[START OF GIVEN INFORMATION]

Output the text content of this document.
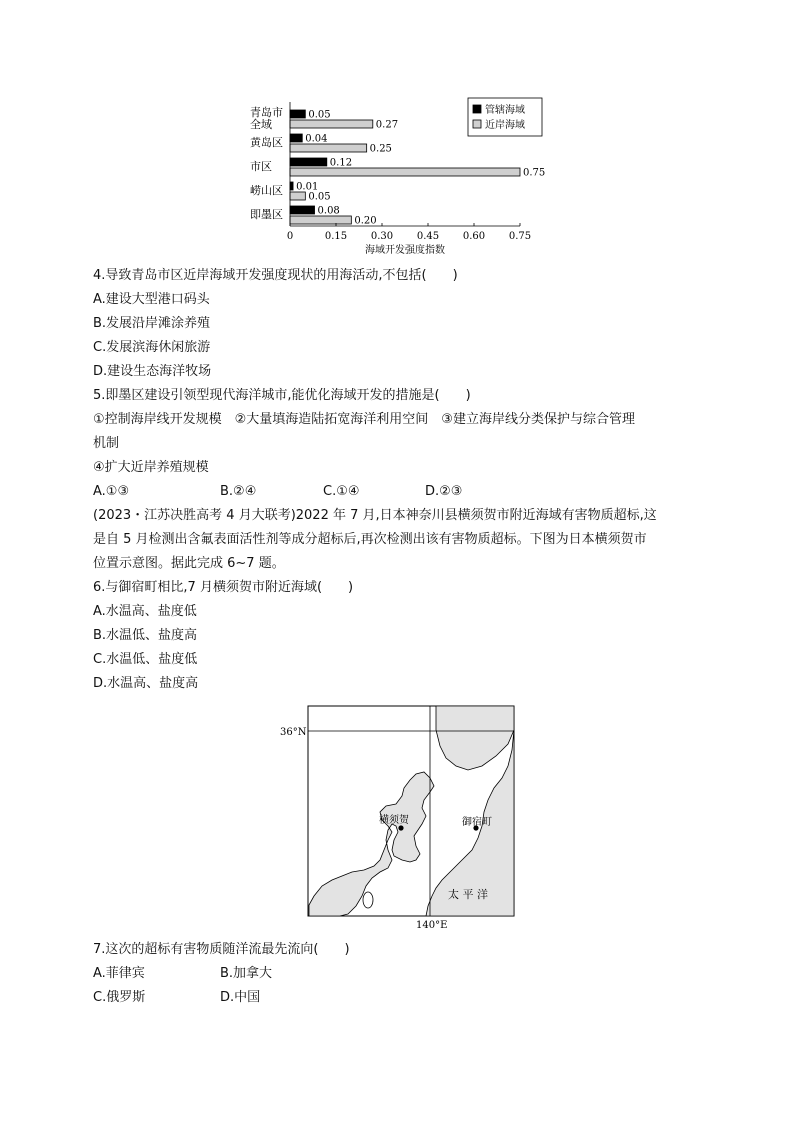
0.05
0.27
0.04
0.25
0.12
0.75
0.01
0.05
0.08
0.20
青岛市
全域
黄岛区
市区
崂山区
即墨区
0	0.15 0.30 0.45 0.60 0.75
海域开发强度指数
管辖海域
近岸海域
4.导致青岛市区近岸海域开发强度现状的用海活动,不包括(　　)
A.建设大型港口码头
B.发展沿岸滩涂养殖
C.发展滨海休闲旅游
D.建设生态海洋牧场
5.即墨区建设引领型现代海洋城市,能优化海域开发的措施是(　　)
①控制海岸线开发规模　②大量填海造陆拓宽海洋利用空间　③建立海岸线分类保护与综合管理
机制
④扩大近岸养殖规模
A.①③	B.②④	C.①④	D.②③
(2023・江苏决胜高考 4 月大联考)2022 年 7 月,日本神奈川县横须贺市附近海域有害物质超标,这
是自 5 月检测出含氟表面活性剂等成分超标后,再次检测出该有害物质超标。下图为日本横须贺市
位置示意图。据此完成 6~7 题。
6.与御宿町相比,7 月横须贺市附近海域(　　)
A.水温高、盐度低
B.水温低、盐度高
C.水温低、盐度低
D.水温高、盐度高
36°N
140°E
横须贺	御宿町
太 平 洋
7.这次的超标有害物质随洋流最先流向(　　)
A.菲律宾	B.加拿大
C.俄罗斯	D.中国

[END OF GIVEN INFORMATION]

_AIM OF THE EXERCISE:_ Please write out all the data again word for word, but not the pictures.

_SOLUTION FOR THIS EXERCISE:_
Output the text content of this document.
0.05
0.27
0.04
0.25
0.12
0.75
0.01
0.05
0.08
0.20
青岛市
全域
黄岛区
市区
崂山区
即墨区
0	0.15 0.30 0.45 0.60 0.75
海域开发强度指数
管辖海域
近岸海域
4.导致青岛市区近岸海域开发强度现状的用海活动,不包括(　　)
A.建设大型港口码头
B.发展沿岸滩涂养殖
C.发展滨海休闲旅游
D.建设生态海洋牧场
5.即墨区建设引领型现代海洋城市,能优化海域开发的措施是(　　)
①控制海岸线开发规模　②大量填海造陆拓宽海洋利用空间　③建立海岸线分类保护与综合管理
机制
④扩大近岸养殖规模
A.①③	B.②④	C.①④	D.②③
(2023・江苏决胜高考 4 月大联考)2022 年 7 月,日本神奈川县横须贺市附近海域有害物质超标,这
是自 5 月检测出含氟表面活性剂等成分超标后,再次检测出该有害物质超标。下图为日本横须贺市
位置示意图。据此完成 6~7 题。
6.与御宿町相比,7 月横须贺市附近海域(　　)
A.水温高、盐度低
B.水温低、盐度高
C.水温低、盐度低
D.水温高、盐度高
36°N
140°E
横须贺	御宿町
太 平 洋
7.这次的超标有害物质随洋流最先流向(　　)
A.菲律宾	B.加拿大
C.俄罗斯	D.中国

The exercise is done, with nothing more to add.